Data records

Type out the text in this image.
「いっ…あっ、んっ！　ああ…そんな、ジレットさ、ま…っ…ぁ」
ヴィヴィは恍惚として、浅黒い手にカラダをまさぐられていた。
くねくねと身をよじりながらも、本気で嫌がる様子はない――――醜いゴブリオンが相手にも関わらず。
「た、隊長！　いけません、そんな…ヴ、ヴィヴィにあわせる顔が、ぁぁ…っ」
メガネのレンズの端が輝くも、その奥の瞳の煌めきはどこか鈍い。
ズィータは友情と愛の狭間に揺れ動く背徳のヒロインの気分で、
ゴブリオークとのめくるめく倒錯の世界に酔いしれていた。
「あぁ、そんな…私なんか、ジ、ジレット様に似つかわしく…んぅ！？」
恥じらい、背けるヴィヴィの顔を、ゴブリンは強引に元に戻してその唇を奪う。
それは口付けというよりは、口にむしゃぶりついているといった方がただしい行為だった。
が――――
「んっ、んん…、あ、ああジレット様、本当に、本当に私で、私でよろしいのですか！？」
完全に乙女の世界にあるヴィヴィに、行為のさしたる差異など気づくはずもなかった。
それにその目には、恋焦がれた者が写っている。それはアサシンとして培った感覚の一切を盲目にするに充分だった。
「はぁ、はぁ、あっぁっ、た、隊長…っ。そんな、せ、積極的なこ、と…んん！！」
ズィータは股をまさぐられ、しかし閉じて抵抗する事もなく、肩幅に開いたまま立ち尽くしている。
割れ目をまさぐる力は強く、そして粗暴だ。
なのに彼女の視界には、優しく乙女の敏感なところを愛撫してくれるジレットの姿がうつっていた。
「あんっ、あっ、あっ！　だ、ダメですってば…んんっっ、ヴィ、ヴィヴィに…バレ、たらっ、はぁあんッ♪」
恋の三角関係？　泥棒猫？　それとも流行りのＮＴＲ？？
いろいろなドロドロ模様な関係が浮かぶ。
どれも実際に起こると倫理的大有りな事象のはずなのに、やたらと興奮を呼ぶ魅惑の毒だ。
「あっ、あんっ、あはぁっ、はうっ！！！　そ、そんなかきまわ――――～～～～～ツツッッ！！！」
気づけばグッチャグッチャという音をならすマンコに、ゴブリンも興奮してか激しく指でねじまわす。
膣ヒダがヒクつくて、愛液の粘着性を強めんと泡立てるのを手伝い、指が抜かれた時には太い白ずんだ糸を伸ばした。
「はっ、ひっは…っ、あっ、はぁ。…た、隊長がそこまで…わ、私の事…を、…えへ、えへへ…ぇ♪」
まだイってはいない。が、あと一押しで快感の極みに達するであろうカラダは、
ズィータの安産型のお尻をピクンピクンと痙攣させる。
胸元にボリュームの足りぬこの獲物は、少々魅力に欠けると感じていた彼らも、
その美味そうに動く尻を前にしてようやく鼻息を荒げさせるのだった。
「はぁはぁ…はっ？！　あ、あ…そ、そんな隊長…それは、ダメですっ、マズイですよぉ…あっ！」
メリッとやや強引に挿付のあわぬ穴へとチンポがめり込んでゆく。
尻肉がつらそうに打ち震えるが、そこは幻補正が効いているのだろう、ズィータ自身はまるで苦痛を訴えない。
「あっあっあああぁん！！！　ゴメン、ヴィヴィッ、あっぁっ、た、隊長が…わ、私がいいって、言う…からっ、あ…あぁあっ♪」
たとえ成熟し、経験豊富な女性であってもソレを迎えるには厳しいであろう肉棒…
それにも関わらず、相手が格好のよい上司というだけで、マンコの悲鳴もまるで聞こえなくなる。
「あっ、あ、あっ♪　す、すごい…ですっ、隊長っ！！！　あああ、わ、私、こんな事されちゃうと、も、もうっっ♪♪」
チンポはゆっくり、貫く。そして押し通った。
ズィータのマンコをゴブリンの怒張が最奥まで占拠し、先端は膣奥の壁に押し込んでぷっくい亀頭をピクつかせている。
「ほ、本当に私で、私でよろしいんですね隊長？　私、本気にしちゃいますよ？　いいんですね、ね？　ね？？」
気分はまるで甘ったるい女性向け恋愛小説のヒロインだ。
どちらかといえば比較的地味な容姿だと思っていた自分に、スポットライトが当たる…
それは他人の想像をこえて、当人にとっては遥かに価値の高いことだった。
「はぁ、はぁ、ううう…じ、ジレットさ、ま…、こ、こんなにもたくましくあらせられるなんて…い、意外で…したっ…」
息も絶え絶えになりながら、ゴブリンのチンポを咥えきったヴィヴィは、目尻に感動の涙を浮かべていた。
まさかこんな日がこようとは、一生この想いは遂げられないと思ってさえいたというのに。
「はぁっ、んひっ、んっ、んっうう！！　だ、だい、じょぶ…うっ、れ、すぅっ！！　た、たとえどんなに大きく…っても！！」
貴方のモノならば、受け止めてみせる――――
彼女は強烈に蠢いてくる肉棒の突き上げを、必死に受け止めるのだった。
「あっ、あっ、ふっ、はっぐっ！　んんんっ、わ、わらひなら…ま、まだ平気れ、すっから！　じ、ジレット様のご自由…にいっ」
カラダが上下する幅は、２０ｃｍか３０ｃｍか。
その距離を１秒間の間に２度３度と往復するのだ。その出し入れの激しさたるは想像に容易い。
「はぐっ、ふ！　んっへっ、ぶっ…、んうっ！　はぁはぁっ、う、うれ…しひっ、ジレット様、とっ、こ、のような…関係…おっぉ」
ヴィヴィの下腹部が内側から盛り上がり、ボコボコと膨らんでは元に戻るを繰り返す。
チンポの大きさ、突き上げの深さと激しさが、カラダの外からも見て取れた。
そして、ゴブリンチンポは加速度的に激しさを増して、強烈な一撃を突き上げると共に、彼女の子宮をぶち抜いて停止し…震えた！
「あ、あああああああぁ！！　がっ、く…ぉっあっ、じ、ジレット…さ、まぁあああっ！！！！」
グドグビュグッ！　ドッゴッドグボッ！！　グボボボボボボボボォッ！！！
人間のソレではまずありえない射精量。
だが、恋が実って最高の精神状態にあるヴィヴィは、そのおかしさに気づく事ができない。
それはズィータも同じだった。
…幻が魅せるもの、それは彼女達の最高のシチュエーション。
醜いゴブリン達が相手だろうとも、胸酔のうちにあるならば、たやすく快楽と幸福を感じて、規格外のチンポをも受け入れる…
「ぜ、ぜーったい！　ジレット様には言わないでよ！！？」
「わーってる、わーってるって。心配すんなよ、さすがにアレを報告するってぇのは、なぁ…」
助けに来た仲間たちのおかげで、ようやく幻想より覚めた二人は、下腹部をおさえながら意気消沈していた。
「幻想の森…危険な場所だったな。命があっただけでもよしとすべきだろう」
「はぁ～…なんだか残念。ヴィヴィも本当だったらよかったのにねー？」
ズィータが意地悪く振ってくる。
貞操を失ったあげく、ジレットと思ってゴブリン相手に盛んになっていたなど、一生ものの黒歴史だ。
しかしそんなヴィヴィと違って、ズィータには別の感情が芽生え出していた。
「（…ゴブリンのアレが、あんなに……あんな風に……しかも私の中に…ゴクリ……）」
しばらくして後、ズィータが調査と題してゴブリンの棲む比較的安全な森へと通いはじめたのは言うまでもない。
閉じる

| Work required |
Gather each line in the data that holds the string "本当に私で".

| Full solution |
「んっ、んん…、あ、ああジレット様、本当に、本当に私で、私でよろしいのですか！？」
「ほ、本当に私で、私でよろしいんですね隊長？　私、本気にしちゃいますよ？　いいんですね、ね？　ね？？」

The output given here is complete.